═════ Given entries ═════
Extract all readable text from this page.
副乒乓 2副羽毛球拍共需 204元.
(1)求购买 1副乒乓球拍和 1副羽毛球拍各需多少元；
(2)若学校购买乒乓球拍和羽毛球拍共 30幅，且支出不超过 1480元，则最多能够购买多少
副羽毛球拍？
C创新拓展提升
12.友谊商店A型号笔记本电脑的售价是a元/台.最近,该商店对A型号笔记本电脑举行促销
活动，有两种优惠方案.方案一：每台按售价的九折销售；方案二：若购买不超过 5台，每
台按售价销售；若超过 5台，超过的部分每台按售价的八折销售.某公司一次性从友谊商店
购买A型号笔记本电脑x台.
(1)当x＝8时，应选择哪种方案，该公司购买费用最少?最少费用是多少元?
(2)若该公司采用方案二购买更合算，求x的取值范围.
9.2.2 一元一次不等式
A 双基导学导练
═════
Transcribe all the entries, keeping each one exactly as it is.

* _Task output_:
Extract all readable text from this page.
副乒乓 2副羽毛球拍共需 204元.
(1)求购买 1副乒乓球拍和 1副羽毛球拍各需多少元；
(2)若学校购买乒乓球拍和羽毛球拍共 30幅，且支出不超过 1480元，则最多能够购买多少
副羽毛球拍？
C创新拓展提升
12.友谊商店A型号笔记本电脑的售价是a元/台.最近,该商店对A型号笔记本电脑举行促销
活动，有两种优惠方案.方案一：每台按售价的九折销售；方案二：若购买不超过 5台，每
台按售价销售；若超过 5台，超过的部分每台按售价的八折销售.某公司一次性从友谊商店
购买A型号笔记本电脑x台.
(1)当x＝8时，应选择哪种方案，该公司购买费用最少?最少费用是多少元?
(2)若该公司采用方案二购买更合算，求x的取值范围.
9.2.2 一元一次不等式
A 双基导学导练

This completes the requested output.